● **RECORDED INFORMATION**:

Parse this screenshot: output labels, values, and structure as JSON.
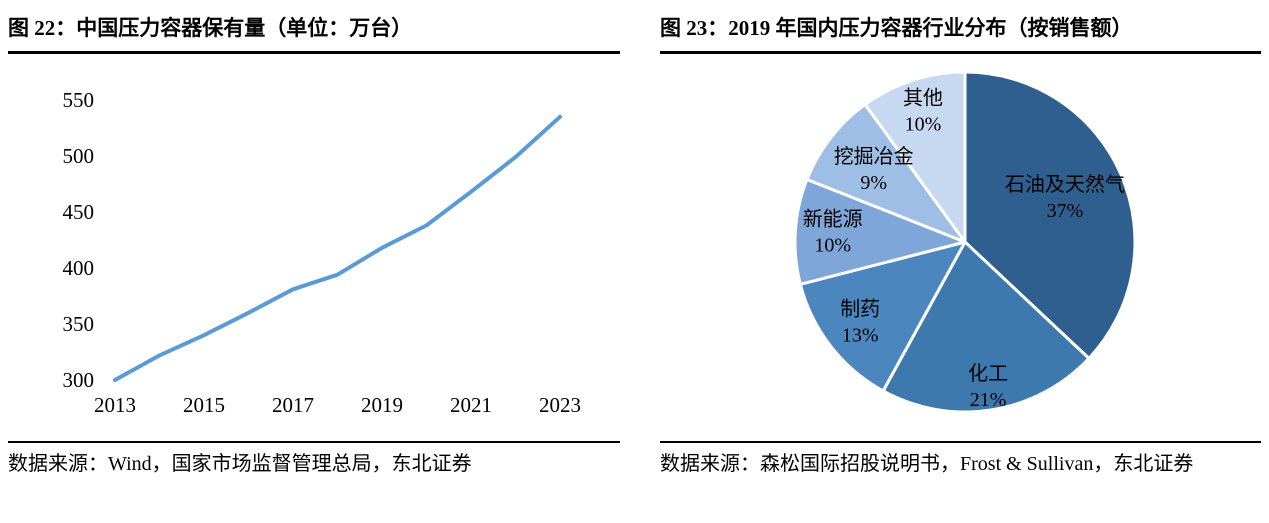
{
  "left": {
    "title": "图 22：中国压力容器保有量（单位：万台）",
    "source": "数据来源：Wind，国家市场监督管理总局，东北证券"
  },
  "right": {
    "title": "图 23：2019 年国内压力容器行业分布（按销售额）",
    "source": "数据来源：森松国际招股说明书，Frost & Sullivan，东北证券"
  },
  "chart_data": [
    {
      "type": "line",
      "title": "中国压力容器保有量（单位：万台）",
      "x": [
        2013,
        2014,
        2015,
        2016,
        2017,
        2018,
        2019,
        2020,
        2021,
        2022,
        2023
      ],
      "values": [
        300,
        322,
        340,
        360,
        381,
        394,
        418,
        438,
        468,
        499,
        535
      ],
      "xticks": [
        2013,
        2015,
        2017,
        2019,
        2021,
        2023
      ],
      "yticks": [
        300,
        350,
        400,
        450,
        500,
        550
      ],
      "ylim": [
        300,
        550
      ],
      "xlim": [
        2013,
        2023
      ],
      "line_color": "#5B9BD5",
      "grid": false,
      "legend": "none"
    },
    {
      "type": "pie",
      "title": "2019 年国内压力容器行业分布（按销售额）",
      "start_angle": 0,
      "direction": "clockwise",
      "slice_border_color": "#ffffff",
      "slices": [
        {
          "label": "石油及天然气",
          "pct_label": "37%",
          "value": 37,
          "color": "#2F5F8F",
          "label_r": 0.64
        },
        {
          "label": "化工",
          "pct_label": "21%",
          "value": 21,
          "color": "#3E79AE",
          "label_r": 0.87
        },
        {
          "label": "制药",
          "pct_label": "13%",
          "value": 13,
          "color": "#4C86BF",
          "label_r": 0.78
        },
        {
          "label": "新能源",
          "pct_label": "10%",
          "value": 10,
          "color": "#7EA6D8",
          "label_r": 0.78
        },
        {
          "label": "挖掘冶金",
          "pct_label": "9%",
          "value": 9,
          "color": "#9FBEE6",
          "label_r": 0.68
        },
        {
          "label": "其他",
          "pct_label": "10%",
          "value": 10,
          "color": "#C6D9F1",
          "label_r": 0.8
        }
      ]
    }
  ]
}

● **WHAT IS NEEDED**:
Without the pictures, write out all of the material exactly.

● **WRITTEN REPLY**:
Parse this screenshot: output labels, values, and structure as JSON.
{
  "left": {
    "title": "图 22：中国压力容器保有量（单位：万台）",
    "source": "数据来源：Wind，国家市场监督管理总局，东北证券"
  },
  "right": {
    "title": "图 23：2019 年国内压力容器行业分布（按销售额）",
    "source": "数据来源：森松国际招股说明书，Frost & Sullivan，东北证券"
  },
  "chart_data": [
    {
      "type": "line",
      "title": "中国压力容器保有量（单位：万台）",
      "x": [
        2013,
        2014,
        2015,
        2016,
        2017,
        2018,
        2019,
        2020,
        2021,
        2022,
        2023
      ],
      "values": [
        300,
        322,
        340,
        360,
        381,
        394,
        418,
        438,
        468,
        499,
        535
      ],
      "xticks": [
        2013,
        2015,
        2017,
        2019,
        2021,
        2023
      ],
      "yticks": [
        300,
        350,
        400,
        450,
        500,
        550
      ],
      "ylim": [
        300,
        550
      ],
      "xlim": [
        2013,
        2023
      ],
      "line_color": "#5B9BD5",
      "grid": false,
      "legend": "none"
    },
    {
      "type": "pie",
      "title": "2019 年国内压力容器行业分布（按销售额）",
      "start_angle": 0,
      "direction": "clockwise",
      "slice_border_color": "#ffffff",
      "slices": [
        {
          "label": "石油及天然气",
          "pct_label": "37%",
          "value": 37,
          "color": "#2F5F8F",
          "label_r": 0.64
        },
        {
          "label": "化工",
          "pct_label": "21%",
          "value": 21,
          "color": "#3E79AE",
          "label_r": 0.87
        },
        {
          "label": "制药",
          "pct_label": "13%",
          "value": 13,
          "color": "#4C86BF",
          "label_r": 0.78
        },
        {
          "label": "新能源",
          "pct_label": "10%",
          "value": 10,
          "color": "#7EA6D8",
          "label_r": 0.78
        },
        {
          "label": "挖掘冶金",
          "pct_label": "9%",
          "value": 9,
          "color": "#9FBEE6",
          "label_r": 0.68
        },
        {
          "label": "其他",
          "pct_label": "10%",
          "value": 10,
          "color": "#C6D9F1",
          "label_r": 0.8
        }
      ]
    }
  ]
}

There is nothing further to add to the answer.